§ EXERCISE:
Return, word for word, the part of the account about choosing a career path that begins with the words containing "By the time" and ends with "I was stunned.".

§ TEXT TO READ:
For as long as I can remember I have always had this mixture of passions. I love creativity and growing up I would channel this into my artwork. However, I also had this passionate interest in the world of business. I channeled that starting in middle school when I started working at Oregon Stationery in Prineville, Oregon.
By the time I enrolled at the University of Oregon in 1983 I wasn’t sure what career path I would wander along in my life. Since I already had a couple of college-level drawing classes under my belt, I decided to enroll in the School of Arts. And with a dad who was a high school shop teacher, I figured that I would use my talent to become an art teacher.
That was until the life drawing class that changed my life forever. There I was with my charcoal stick in hand, drawing the model as perfectly as I could. The teacher was wandering the room, looking over everyone’s shoulders. He then came to me and watched me for quite some time. The longer he stayed, the more nervous I became. After what seemed like an eternity he finally spoke. “You’re in the wrong school,” he said. I was stunned.

§ STORED ROWS:
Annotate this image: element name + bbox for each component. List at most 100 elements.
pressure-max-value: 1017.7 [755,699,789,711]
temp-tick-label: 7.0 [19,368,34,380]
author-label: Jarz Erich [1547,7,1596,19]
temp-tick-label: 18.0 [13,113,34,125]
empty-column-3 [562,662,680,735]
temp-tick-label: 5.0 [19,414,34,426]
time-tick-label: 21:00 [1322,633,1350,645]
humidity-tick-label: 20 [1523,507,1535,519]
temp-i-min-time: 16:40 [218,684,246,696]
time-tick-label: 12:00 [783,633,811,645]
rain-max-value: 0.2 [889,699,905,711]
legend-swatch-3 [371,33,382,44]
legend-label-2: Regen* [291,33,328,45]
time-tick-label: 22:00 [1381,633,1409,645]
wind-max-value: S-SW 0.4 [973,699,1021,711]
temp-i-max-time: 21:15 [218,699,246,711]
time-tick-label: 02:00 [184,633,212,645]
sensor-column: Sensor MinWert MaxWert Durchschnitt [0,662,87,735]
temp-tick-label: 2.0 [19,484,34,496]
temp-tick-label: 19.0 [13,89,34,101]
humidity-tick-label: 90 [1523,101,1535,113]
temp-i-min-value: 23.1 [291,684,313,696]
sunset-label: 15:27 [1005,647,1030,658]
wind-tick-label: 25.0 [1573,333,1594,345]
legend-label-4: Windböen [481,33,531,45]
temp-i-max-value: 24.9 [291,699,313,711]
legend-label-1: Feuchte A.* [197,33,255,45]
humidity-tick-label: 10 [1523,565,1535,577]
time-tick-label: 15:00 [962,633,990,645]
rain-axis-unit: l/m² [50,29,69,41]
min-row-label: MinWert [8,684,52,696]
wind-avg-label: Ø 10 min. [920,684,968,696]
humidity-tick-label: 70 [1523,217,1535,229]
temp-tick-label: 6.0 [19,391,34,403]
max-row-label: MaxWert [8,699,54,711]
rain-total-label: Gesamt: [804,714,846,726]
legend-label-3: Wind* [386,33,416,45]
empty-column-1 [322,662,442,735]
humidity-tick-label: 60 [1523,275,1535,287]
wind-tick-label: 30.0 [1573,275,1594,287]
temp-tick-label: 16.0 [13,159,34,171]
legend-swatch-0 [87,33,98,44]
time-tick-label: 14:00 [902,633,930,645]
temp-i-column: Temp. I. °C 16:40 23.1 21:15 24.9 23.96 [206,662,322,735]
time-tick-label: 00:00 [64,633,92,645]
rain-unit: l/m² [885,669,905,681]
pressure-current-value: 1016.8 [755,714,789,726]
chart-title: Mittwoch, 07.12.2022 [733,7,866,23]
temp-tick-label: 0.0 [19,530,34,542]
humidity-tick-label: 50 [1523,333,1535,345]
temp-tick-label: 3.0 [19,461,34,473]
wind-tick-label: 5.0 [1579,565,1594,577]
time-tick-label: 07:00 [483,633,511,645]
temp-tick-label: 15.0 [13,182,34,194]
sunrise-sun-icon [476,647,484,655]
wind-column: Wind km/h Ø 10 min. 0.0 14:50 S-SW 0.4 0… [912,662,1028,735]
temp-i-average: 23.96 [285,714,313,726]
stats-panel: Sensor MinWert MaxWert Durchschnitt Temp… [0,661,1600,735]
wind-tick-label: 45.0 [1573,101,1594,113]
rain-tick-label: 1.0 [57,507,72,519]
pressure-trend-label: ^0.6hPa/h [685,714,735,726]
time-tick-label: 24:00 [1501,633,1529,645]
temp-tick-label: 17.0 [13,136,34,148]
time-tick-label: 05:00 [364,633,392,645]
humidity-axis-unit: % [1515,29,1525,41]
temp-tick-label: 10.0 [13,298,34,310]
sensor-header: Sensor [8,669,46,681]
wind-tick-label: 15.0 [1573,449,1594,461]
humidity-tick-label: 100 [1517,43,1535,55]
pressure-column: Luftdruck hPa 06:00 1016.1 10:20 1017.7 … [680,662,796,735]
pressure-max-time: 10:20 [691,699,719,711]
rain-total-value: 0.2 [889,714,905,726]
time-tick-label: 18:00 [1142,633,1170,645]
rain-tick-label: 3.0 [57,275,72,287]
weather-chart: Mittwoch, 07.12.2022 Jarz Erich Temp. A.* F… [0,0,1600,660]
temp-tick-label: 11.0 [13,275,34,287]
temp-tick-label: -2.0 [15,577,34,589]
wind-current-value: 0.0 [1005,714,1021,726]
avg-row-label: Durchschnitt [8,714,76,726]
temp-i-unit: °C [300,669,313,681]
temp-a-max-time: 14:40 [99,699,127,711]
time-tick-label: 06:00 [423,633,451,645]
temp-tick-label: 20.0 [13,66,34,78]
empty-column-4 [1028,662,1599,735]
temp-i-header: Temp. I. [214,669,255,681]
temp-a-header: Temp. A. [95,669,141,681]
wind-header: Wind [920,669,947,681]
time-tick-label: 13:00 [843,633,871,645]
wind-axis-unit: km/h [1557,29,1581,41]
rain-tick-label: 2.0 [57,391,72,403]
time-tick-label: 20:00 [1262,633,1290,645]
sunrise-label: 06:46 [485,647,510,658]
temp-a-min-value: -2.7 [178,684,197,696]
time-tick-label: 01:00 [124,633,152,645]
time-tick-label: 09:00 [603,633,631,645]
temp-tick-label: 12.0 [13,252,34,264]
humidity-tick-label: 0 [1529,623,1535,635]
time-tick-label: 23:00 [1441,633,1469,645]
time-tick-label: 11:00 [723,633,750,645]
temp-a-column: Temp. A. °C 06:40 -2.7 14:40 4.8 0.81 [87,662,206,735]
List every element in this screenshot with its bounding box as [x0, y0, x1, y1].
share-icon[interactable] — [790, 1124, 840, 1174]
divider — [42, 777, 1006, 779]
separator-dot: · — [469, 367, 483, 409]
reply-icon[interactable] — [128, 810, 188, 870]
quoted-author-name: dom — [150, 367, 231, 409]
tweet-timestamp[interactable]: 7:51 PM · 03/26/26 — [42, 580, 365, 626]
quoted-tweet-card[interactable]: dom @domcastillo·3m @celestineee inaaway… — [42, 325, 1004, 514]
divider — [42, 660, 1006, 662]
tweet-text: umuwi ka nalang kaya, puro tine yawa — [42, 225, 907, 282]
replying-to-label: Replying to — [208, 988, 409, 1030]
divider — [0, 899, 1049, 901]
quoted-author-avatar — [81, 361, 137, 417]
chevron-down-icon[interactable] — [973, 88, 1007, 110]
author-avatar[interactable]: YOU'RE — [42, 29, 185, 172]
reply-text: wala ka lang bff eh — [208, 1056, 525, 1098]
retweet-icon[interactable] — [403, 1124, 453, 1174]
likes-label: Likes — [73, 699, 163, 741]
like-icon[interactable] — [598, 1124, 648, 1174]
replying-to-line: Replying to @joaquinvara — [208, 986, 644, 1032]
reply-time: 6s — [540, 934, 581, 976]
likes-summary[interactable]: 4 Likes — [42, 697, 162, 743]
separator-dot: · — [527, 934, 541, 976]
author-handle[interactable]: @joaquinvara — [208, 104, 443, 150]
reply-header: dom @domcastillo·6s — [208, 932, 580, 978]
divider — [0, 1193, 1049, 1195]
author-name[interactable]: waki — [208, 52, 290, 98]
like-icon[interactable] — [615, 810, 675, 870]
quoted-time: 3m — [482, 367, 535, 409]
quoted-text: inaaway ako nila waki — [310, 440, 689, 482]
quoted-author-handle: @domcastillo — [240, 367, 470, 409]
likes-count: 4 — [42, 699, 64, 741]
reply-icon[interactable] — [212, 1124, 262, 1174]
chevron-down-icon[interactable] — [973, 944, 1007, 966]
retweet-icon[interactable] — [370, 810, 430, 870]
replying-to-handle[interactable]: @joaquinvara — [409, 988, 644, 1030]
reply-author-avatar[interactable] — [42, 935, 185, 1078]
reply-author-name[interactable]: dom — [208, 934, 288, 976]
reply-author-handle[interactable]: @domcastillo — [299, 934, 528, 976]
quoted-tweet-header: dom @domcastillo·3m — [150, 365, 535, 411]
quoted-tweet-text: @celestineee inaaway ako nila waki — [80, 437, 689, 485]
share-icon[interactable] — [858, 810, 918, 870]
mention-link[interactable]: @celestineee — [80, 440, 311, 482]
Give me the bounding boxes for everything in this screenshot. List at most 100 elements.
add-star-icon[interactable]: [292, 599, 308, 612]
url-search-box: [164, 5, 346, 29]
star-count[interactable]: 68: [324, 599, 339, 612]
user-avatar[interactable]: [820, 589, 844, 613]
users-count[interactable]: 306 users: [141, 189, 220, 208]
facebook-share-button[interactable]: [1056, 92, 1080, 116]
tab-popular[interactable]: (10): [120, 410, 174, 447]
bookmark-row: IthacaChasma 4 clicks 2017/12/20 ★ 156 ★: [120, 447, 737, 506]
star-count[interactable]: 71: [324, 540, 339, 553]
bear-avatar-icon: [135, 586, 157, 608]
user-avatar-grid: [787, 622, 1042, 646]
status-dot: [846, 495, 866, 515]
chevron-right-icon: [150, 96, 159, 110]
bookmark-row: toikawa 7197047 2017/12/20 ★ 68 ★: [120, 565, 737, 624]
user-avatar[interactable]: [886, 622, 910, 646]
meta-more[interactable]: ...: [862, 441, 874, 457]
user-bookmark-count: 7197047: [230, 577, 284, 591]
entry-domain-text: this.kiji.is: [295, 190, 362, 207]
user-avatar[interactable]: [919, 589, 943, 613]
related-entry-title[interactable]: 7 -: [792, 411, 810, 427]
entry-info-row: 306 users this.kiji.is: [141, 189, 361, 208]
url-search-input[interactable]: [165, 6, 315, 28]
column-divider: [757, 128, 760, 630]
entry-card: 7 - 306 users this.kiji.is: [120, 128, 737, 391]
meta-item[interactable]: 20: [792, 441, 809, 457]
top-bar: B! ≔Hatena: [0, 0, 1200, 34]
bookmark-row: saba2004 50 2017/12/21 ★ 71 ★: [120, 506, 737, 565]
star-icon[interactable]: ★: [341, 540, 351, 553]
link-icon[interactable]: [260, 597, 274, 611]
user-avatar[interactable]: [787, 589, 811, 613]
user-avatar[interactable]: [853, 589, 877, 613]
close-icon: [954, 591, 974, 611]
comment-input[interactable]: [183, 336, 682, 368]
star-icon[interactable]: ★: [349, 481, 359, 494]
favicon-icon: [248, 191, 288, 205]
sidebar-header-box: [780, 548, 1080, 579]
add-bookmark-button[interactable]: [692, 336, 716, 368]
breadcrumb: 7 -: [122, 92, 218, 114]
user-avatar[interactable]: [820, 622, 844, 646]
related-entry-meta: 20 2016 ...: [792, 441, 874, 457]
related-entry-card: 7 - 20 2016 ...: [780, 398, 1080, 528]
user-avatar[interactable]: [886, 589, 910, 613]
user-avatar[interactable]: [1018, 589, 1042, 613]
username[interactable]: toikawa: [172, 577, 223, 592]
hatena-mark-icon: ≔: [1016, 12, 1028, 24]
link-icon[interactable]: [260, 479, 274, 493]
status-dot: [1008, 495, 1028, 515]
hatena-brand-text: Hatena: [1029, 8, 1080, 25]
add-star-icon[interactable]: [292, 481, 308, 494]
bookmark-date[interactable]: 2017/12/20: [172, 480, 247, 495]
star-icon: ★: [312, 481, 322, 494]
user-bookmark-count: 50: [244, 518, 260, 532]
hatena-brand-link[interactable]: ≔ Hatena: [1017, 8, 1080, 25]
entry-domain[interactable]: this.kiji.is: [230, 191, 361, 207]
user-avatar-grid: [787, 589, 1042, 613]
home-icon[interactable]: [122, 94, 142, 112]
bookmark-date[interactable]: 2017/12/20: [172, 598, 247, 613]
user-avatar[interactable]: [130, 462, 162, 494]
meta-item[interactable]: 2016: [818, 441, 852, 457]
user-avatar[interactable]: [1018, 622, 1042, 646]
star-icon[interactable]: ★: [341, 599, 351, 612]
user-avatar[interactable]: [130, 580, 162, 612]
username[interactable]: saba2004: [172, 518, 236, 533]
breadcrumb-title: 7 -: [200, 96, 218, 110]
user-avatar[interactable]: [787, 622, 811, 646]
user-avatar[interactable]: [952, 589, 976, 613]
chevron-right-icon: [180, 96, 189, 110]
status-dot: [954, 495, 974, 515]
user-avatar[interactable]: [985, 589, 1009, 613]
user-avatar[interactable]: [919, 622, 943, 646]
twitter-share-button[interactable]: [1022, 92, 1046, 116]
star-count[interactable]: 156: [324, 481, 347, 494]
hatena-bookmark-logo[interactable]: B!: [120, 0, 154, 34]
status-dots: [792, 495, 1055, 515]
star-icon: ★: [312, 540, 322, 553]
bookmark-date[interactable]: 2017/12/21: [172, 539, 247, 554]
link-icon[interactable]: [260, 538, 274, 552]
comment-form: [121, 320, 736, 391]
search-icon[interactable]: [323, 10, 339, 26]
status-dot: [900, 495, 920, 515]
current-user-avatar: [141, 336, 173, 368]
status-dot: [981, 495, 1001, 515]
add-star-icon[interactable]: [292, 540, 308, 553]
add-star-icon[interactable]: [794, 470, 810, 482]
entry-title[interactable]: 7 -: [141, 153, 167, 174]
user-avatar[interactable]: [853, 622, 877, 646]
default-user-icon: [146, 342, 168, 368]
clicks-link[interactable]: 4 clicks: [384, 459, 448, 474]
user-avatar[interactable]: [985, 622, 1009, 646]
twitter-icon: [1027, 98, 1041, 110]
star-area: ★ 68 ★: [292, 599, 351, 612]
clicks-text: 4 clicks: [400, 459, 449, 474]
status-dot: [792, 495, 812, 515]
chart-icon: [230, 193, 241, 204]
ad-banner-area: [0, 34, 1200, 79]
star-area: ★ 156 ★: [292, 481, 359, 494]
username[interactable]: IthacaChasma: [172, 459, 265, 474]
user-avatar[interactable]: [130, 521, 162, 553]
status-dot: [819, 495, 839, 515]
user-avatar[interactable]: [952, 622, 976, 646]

§ EXERCISE ANSWER:
By the time I enrolled at the University of Oregon in 1983 I wasn’t sure what career path I would wander along in my life. Since I already had a couple of college-level drawing classes under my belt, I decided to enroll in the School of Arts. And with a dad who was a high school shop teacher, I figured that I would use my talent to become an art teacher.
That was until the life drawing class that changed my life forever. There I was with my charcoal stick in hand, drawing the model as perfectly as I could. The teacher was wandering the room, looking over everyone’s shoulders. He then came to me and watched me for quite some time. The longer he stayed, the more nervous I became. After what seemed like an eternity he finally spoke. “You’re in the wrong school,” he said. I was stunned.